Task to complete -> Could you pick up the guide below on setting up a Kubernetes cluster for KFP after its last line and keep writing it?

--- start Passage ---

Skip to content

Set up a Kubernetes clusters for KFP execution

📝 Table of Contents

The project provides instructions and deployment automation to run all components in an all-inclusive fashion on a single machine using a Kind cluster and a local data storage (MinIO). However, this topology is not suitable for processing medium and large datasets, and deployment should be carried out on a real Kubernetes or OpenShift cluster. Therefore, we recommend using Kind cluster for only for local testing and debugging, not production loads. For production loads use a real Kubernetes cluster.

Running a Kind Kubernetes cluster with Kubeflow pipelines (KFP) and MinIO requires significant memory. We recommend deploying it on machines with at least 32 GB of RAM and 8-9 CPU cores. RHEL OS requires more resources, e.g. 64 GB RAM and 32 CPU cores.

A Kind deployment supported Platforms

Executing KFP, MinIO, and Ray on a single Kind cluster pushes the system to its load limits. Therefore, although we are working on extending support for additional platforms, not all platforms/configurations are currently supported.

Operating System Container Agent Support Comments
RHEL 7 any - Kind doesn't support RHEL 7
RHEL 8
RHEL 9.4 Docker Yes
RHEL 9.4 Podman No Issues with Ray job executions
Ubuntu 24-04 Docker Yes
Ubuntu 24-04 Podman
Windows WSL2 Docker Yes
Windows WSL2 Podman
MacOS amd64 Docker Yes
MacOS amd64 Podman
MacOS arm64 Docker
MacOS arm64 Podman No Issues with Ray job executions

Preinstalled software components

Depending on whether a Kind cluster or an existing Kubernetes cluster is used, different software packages need to be preinstalled.

Kind deployment

The following programs should be manually installed:

  • Helm 3.10.0 or greater must be installed and configured on your machine.
  • Kind tool for running local Kubernetes clusters 0.14.0 or newer must be installed on your machine.
  • Kubectl 1.26 or newer must be installed on your machine.
  • MinIO Client (mc) must be installed on your machine. Please choose your OS system, and process according to "(Optional) Install the MinIO Client". You have to install the mc client only.
  • git client, we use git client to clone installation repository
  • lsof usually it is part of Linux or MacOS distribution.

--- end Passage ---
--- start Dataset extract ---

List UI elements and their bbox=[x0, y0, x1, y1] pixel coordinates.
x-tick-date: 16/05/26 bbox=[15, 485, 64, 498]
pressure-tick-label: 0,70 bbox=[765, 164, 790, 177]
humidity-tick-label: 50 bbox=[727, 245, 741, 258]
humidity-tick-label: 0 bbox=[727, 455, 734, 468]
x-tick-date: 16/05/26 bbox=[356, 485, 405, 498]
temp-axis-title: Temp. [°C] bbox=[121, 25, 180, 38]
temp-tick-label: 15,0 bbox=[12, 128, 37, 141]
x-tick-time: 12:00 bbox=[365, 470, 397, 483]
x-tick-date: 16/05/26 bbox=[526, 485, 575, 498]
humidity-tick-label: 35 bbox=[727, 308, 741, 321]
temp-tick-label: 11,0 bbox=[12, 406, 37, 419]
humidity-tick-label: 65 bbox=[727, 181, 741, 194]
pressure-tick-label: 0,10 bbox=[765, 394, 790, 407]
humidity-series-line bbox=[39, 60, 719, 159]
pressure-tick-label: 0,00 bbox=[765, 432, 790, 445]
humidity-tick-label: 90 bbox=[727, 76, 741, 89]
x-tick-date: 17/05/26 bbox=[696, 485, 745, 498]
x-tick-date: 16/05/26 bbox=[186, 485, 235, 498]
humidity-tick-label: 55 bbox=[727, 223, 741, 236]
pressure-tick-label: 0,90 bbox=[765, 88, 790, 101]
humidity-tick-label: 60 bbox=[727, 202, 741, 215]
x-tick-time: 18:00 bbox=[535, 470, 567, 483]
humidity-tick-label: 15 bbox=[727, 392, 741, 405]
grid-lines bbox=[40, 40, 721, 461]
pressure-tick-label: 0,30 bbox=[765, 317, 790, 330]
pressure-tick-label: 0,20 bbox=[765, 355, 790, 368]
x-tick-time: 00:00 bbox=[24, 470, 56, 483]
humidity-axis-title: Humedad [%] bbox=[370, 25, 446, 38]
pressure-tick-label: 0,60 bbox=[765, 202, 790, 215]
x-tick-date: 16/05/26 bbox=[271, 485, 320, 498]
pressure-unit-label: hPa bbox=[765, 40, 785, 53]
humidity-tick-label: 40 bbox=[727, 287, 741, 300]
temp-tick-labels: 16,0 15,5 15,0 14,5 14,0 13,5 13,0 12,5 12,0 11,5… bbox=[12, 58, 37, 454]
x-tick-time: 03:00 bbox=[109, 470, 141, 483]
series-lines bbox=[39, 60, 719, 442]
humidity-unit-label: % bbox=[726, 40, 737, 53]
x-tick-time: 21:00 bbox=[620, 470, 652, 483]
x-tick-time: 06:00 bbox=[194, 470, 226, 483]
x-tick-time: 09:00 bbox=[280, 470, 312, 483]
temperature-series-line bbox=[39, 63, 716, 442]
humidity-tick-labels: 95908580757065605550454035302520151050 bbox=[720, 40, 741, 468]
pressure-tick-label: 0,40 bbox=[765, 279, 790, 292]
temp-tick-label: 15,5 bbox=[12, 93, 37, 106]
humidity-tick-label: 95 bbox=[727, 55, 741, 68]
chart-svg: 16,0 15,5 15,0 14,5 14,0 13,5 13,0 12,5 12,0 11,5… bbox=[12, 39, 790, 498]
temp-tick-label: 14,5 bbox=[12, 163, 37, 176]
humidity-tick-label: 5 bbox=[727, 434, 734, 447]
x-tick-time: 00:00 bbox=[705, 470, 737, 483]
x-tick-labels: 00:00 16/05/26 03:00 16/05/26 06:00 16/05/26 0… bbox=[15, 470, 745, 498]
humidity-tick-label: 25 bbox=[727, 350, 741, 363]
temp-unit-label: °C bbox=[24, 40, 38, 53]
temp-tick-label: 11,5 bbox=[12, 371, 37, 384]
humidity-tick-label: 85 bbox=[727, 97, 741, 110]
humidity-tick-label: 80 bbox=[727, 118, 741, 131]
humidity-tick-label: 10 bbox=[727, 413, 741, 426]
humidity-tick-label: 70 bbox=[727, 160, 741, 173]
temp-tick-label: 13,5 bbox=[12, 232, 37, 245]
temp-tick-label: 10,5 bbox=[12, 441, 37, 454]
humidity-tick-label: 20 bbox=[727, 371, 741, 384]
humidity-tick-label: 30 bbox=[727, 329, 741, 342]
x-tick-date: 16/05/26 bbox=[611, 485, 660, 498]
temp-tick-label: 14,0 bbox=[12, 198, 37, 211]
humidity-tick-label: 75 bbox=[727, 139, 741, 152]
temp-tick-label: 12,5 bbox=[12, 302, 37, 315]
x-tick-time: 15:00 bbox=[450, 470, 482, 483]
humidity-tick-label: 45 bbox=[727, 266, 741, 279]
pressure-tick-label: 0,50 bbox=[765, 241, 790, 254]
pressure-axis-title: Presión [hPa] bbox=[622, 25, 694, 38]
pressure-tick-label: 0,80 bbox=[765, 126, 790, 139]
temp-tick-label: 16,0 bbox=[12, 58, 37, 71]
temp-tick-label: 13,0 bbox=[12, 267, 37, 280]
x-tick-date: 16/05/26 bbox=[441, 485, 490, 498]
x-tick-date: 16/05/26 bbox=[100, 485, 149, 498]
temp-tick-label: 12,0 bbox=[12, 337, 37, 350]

--- end Dataset extract ---

Right answer ->
  • Container agent such as Docker or Podman

Existing Kubernetes cluster

Deployment on an existing cluster requires less pre-installed software Only the following programs should be manually installed:

  • Helm 3.10.0 or greater must be installed and configured on your machine.
  • Kubectl 1.26 or newer must be installed on your machine, and be able to connect to the external cluster.
  • Deployment of the test data requires MinIO Client (mc) Please choose your OS system, and process according to "(Optional) Install the MinIO Client". Only the mc client should be installed.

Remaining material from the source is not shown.